-- Problem to solve --
Below are records. Copy every line with "Netto" in it.
— START OF Task material —
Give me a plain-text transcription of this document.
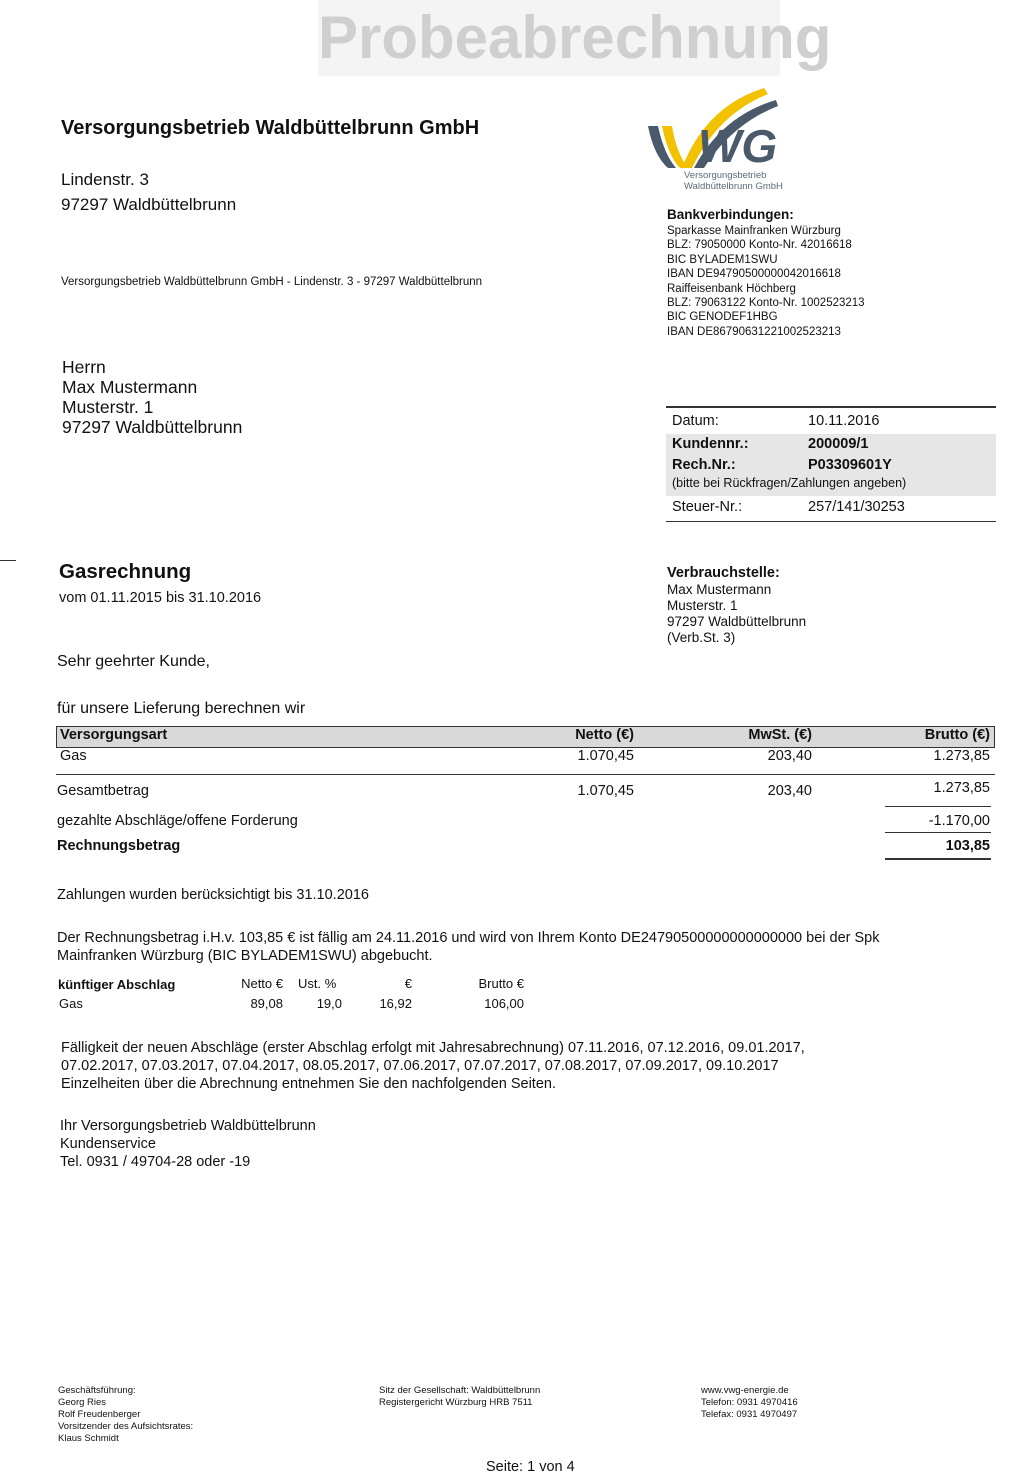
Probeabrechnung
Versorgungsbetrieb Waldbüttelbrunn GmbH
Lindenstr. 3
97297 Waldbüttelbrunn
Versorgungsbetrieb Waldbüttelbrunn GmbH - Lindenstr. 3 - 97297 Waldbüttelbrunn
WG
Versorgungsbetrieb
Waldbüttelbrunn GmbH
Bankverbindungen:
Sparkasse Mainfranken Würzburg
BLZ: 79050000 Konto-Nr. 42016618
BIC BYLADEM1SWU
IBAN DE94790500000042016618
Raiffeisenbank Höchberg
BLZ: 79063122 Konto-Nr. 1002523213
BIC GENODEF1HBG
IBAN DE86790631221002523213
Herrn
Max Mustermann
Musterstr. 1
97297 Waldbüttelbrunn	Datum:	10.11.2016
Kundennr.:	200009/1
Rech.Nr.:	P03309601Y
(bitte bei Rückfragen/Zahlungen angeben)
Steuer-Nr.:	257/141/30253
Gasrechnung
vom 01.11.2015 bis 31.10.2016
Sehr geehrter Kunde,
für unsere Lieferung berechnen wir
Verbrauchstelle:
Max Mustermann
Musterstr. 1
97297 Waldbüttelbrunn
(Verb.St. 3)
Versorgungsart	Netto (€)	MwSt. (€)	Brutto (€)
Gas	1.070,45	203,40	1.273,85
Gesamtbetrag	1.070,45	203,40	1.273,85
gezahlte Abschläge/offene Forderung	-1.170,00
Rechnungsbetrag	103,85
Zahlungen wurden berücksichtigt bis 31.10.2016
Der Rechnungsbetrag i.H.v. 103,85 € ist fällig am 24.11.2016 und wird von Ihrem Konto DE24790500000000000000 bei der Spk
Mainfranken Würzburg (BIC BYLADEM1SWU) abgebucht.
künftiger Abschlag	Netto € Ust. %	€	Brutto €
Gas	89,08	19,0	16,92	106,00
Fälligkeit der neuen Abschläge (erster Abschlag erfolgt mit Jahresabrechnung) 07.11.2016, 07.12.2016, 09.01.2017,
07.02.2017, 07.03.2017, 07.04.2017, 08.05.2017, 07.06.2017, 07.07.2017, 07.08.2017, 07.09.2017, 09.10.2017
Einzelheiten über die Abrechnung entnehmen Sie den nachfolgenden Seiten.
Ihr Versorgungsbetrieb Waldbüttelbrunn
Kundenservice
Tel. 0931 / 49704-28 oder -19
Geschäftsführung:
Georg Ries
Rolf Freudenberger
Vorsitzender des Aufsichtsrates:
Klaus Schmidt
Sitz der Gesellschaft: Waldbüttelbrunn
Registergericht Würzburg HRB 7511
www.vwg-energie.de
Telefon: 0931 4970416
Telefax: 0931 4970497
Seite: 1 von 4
— END OF Task material —
— START OF Task material —
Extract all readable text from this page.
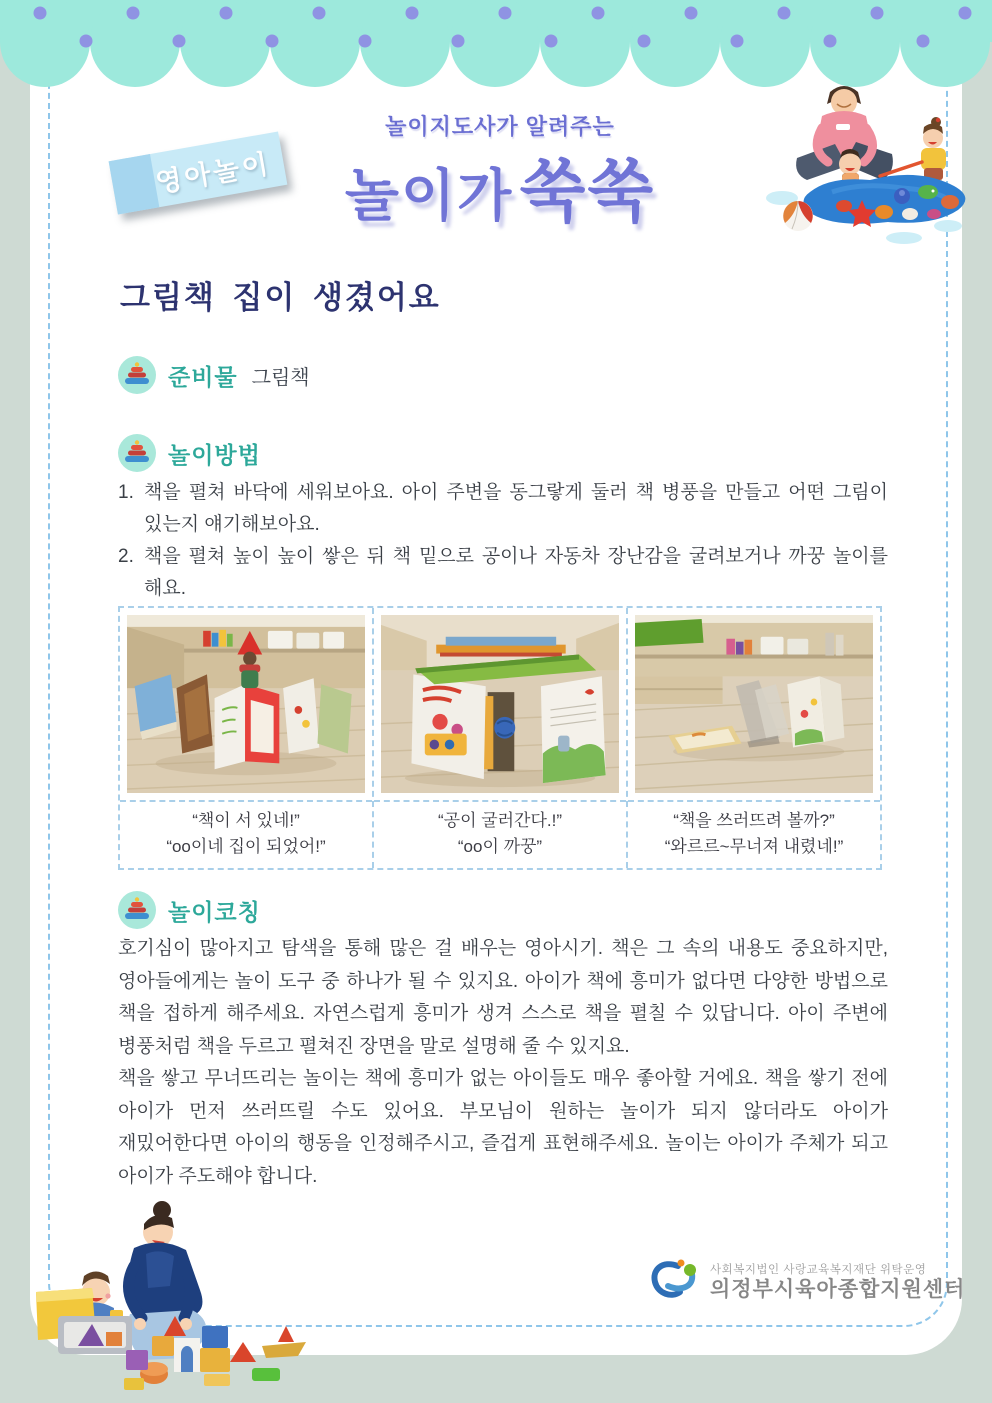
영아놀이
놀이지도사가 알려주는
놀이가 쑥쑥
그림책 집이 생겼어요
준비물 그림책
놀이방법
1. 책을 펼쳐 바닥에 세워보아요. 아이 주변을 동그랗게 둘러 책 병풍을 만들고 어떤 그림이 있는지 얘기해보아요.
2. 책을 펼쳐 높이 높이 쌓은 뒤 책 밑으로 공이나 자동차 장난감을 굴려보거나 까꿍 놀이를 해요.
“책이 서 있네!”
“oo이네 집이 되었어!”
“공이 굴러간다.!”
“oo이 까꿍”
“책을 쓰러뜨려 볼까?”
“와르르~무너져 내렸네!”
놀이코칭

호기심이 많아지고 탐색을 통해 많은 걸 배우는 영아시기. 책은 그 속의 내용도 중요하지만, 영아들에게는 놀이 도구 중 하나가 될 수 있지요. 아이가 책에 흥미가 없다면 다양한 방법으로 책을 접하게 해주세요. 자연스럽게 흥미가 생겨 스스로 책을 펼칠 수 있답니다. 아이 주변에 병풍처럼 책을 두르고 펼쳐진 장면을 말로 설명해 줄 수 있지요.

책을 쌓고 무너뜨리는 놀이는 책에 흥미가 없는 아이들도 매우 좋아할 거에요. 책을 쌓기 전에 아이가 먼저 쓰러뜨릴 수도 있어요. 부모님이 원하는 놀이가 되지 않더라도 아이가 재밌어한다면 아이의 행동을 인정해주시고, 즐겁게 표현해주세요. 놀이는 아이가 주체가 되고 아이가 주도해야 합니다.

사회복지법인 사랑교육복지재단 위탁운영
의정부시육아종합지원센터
— END OF Task material —
-- Exercise answer --
Versorgungsart	Netto (€)	MwSt. (€)	Brutto (€)
künftiger Abschlag	Netto € Ust. %	€	Brutto €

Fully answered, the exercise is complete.